→ **Dataset records**
>> Start

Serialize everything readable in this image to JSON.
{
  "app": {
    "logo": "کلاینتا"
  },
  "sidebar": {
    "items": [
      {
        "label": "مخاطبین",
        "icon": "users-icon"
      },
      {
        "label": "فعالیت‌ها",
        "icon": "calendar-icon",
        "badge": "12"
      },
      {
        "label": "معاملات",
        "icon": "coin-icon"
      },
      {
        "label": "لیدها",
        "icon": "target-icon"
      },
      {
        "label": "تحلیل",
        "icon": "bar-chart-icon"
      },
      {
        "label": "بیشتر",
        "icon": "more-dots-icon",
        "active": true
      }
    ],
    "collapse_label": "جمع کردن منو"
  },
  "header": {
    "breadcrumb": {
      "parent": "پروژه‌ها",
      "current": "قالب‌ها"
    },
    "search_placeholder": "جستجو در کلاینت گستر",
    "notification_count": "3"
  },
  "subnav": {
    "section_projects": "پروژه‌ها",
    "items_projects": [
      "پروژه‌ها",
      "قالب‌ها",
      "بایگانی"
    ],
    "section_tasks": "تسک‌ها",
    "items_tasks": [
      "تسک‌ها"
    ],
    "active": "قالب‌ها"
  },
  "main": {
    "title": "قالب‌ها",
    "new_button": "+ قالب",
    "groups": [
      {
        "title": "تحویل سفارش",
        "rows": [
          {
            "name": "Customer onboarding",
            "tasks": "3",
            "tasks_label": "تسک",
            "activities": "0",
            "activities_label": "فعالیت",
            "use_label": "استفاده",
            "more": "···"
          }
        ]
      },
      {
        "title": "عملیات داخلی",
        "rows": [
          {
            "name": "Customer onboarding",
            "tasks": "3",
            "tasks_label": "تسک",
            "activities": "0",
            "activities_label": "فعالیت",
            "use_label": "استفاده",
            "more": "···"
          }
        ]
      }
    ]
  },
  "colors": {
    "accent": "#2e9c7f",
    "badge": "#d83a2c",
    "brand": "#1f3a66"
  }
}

>> End

Using the entries above, please restate each one word for word.

Serialize everything readable in this image to JSON.
{
  "app": {
    "logo": "کلاینتا"
  },
  "sidebar": {
    "items": [
      {
        "label": "مخاطبین",
        "icon": "users-icon"
      },
      {
        "label": "فعالیت‌ها",
        "icon": "calendar-icon",
        "badge": "12"
      },
      {
        "label": "معاملات",
        "icon": "coin-icon"
      },
      {
        "label": "لیدها",
        "icon": "target-icon"
      },
      {
        "label": "تحلیل",
        "icon": "bar-chart-icon"
      },
      {
        "label": "بیشتر",
        "icon": "more-dots-icon",
        "active": true
      }
    ],
    "collapse_label": "جمع کردن منو"
  },
  "header": {
    "breadcrumb": {
      "parent": "پروژه‌ها",
      "current": "قالب‌ها"
    },
    "search_placeholder": "جستجو در کلاینت گستر",
    "notification_count": "3"
  },
  "subnav": {
    "section_projects": "پروژه‌ها",
    "items_projects": [
      "پروژه‌ها",
      "قالب‌ها",
      "بایگانی"
    ],
    "section_tasks": "تسک‌ها",
    "items_tasks": [
      "تسک‌ها"
    ],
    "active": "قالب‌ها"
  },
  "main": {
    "title": "قالب‌ها",
    "new_button": "+ قالب",
    "groups": [
      {
        "title": "تحویل سفارش",
        "rows": [
          {
            "name": "Customer onboarding",
            "tasks": "3",
            "tasks_label": "تسک",
            "activities": "0",
            "activities_label": "فعالیت",
            "use_label": "استفاده",
            "more": "···"
          }
        ]
      },
      {
        "title": "عملیات داخلی",
        "rows": [
          {
            "name": "Customer onboarding",
            "tasks": "3",
            "tasks_label": "تسک",
            "activities": "0",
            "activities_label": "فعالیت",
            "use_label": "استفاده",
            "more": "···"
          }
        ]
      }
    ]
  },
  "colors": {
    "accent": "#2e9c7f",
    "badge": "#d83a2c",
    "brand": "#1f3a66"
  }
}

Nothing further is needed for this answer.